[start of INPUT FOR THIS TASK]

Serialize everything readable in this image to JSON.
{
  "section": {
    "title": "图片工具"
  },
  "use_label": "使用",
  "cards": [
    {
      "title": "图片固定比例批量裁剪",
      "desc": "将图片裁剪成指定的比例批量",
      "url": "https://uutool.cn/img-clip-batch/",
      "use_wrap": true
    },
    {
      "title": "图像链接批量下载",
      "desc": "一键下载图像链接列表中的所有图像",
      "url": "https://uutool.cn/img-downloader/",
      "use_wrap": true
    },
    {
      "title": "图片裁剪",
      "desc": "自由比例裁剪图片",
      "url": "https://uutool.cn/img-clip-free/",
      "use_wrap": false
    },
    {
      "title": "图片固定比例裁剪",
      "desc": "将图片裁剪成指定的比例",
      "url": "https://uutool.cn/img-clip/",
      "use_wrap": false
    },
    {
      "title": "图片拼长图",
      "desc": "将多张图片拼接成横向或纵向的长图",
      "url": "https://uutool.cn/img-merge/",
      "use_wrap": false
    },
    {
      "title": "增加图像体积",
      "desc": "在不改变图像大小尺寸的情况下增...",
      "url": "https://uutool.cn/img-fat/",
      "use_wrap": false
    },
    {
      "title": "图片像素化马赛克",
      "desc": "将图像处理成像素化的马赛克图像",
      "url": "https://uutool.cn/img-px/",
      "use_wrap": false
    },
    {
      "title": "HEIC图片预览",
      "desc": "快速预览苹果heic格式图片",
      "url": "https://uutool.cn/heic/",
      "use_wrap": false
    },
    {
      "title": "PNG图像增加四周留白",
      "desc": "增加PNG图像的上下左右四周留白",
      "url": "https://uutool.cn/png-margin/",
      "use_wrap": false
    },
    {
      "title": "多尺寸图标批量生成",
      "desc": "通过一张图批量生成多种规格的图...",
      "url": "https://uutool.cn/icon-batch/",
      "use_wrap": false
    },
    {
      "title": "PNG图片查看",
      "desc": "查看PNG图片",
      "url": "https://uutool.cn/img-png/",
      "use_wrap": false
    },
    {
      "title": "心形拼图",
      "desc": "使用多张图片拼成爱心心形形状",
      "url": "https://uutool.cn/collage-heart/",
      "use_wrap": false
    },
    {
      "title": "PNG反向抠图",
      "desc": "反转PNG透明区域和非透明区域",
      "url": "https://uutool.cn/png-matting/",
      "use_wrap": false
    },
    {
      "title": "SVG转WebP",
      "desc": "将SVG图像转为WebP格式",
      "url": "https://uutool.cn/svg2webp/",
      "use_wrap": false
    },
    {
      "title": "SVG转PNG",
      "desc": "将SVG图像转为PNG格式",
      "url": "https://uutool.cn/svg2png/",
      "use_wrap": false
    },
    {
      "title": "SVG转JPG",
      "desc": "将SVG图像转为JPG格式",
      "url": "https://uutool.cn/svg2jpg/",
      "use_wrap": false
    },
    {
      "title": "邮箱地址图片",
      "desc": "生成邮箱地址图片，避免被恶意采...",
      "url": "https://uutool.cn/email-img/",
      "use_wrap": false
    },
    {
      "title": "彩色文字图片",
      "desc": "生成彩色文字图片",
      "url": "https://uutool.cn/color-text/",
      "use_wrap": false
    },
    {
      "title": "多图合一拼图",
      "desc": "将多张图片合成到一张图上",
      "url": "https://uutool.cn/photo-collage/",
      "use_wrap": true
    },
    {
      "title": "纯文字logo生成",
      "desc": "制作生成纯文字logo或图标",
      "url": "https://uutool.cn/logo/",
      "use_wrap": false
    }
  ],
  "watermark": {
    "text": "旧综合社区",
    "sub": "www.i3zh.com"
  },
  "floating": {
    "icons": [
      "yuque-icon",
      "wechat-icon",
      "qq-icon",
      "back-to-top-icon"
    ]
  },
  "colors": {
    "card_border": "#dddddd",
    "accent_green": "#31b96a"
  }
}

[end of INPUT FOR THIS TASK]

Spot every line that holds "text" and copy it.

_THE OUTPUT_
      "url": "https://uutool.cn/color-text/",
    "text": "旧综合社区",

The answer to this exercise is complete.